### Data excerpts

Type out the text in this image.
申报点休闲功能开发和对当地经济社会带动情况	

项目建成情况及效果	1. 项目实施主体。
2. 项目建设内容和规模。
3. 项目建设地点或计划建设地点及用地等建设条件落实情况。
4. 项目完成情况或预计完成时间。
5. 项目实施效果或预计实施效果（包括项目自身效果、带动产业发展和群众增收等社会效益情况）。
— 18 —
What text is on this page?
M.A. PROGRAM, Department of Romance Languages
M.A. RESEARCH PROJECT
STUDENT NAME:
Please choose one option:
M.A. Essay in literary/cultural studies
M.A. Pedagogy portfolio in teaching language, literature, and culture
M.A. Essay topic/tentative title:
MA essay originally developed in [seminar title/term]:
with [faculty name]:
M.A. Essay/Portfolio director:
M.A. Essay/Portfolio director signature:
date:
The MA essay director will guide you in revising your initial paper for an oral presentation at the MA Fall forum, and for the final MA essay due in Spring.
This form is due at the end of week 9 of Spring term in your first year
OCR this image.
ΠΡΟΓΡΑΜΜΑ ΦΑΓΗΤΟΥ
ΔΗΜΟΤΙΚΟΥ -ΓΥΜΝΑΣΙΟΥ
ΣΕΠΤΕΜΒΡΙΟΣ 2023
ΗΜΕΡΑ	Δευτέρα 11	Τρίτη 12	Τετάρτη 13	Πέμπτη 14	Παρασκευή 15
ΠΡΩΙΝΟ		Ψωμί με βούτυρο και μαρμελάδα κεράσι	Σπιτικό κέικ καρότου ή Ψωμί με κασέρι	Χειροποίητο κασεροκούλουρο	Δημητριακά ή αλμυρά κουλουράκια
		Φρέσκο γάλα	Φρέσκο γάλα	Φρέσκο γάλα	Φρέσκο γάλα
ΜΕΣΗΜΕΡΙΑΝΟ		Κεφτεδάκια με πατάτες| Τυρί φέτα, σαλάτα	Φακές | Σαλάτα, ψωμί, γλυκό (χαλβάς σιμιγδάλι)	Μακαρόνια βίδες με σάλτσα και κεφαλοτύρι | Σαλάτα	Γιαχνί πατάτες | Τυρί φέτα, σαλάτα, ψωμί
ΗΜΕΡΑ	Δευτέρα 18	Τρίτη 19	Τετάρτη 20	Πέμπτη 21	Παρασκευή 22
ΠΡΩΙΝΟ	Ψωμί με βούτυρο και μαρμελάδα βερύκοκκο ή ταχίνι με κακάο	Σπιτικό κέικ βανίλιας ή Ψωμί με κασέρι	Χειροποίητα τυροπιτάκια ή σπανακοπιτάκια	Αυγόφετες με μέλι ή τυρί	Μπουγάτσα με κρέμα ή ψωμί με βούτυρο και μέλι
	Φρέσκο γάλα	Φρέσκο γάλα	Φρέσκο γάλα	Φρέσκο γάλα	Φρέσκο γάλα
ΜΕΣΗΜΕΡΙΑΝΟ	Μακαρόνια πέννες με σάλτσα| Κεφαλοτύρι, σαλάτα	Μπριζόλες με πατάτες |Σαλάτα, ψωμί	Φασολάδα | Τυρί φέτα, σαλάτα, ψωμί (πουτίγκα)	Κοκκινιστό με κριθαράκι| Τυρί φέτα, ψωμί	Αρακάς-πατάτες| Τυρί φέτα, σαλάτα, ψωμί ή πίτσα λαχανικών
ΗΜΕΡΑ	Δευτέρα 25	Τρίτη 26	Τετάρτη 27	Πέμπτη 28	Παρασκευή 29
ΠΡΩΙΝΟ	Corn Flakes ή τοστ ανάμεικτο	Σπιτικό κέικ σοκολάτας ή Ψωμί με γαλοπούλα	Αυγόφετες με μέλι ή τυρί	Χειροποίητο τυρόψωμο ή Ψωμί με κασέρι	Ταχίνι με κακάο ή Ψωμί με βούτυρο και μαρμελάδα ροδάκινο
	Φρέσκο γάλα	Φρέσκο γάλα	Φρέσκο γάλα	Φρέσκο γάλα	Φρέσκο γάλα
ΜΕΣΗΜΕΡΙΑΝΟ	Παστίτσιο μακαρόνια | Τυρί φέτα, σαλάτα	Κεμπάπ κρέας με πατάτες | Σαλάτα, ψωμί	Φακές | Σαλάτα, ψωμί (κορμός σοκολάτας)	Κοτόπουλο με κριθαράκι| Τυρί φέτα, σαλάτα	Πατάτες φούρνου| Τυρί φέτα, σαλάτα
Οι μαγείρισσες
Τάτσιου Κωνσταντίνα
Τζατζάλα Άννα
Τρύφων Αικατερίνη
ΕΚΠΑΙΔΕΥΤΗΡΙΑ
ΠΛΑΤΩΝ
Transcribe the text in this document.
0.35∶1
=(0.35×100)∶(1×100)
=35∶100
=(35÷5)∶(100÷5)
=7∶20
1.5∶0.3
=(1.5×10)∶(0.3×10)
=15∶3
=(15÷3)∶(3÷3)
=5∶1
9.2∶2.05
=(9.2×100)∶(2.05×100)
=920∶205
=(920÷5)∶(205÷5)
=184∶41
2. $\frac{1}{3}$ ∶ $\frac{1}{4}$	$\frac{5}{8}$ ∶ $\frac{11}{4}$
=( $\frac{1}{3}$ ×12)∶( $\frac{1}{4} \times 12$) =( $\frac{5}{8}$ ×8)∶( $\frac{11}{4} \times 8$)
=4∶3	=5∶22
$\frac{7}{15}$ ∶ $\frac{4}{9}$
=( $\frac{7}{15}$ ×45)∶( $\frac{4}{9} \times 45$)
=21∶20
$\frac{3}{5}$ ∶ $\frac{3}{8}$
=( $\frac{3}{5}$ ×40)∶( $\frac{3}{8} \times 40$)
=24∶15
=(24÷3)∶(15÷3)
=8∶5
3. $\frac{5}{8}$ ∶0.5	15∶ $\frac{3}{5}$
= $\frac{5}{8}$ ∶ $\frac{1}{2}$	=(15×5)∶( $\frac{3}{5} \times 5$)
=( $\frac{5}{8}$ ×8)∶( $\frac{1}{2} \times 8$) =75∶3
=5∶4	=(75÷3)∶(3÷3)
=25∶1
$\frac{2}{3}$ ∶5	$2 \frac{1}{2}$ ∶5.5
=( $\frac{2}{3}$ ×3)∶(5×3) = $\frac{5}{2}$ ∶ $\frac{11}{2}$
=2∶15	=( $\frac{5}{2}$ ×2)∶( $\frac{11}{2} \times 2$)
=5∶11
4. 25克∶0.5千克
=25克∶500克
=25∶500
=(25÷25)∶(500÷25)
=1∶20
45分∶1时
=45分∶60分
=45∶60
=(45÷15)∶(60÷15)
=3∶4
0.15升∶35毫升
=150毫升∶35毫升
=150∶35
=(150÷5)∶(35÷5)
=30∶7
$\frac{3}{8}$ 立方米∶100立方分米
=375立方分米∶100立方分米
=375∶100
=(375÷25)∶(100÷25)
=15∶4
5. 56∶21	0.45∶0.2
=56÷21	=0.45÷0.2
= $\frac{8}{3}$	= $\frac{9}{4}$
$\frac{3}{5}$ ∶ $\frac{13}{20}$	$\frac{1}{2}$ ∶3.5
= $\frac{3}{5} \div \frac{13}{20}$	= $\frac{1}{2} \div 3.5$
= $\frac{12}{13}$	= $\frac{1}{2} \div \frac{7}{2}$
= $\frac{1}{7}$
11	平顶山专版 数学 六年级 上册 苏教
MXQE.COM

######

What you have to do: Copy down every line of the entries containing the word "Αυγόφετες".

Solution:
ΠΡΩΙΝΟ	Ψωμί με βούτυρο και μαρμελάδα βερύκοκκο ή ταχίνι με κακάο	Σπιτικό κέικ βανίλιας ή Ψωμί με κασέρι	Χειροποίητα τυροπιτάκια ή σπανακοπιτάκια	Αυγόφετες με μέλι ή τυρί	Μπουγάτσα με κρέμα ή ψωμί με βούτυρο και μέλι
ΠΡΩΙΝΟ	Corn Flakes ή τοστ ανάμεικτο	Σπιτικό κέικ σοκολάτας ή Ψωμί με γαλοπούλα	Αυγόφετες με μέλι ή τυρί	Χειροποίητο τυρόψωμο ή Ψωμί με κασέρι	Ταχίνι με κακάο ή Ψωμί με βούτυρο και μαρμελάδα ροδάκινο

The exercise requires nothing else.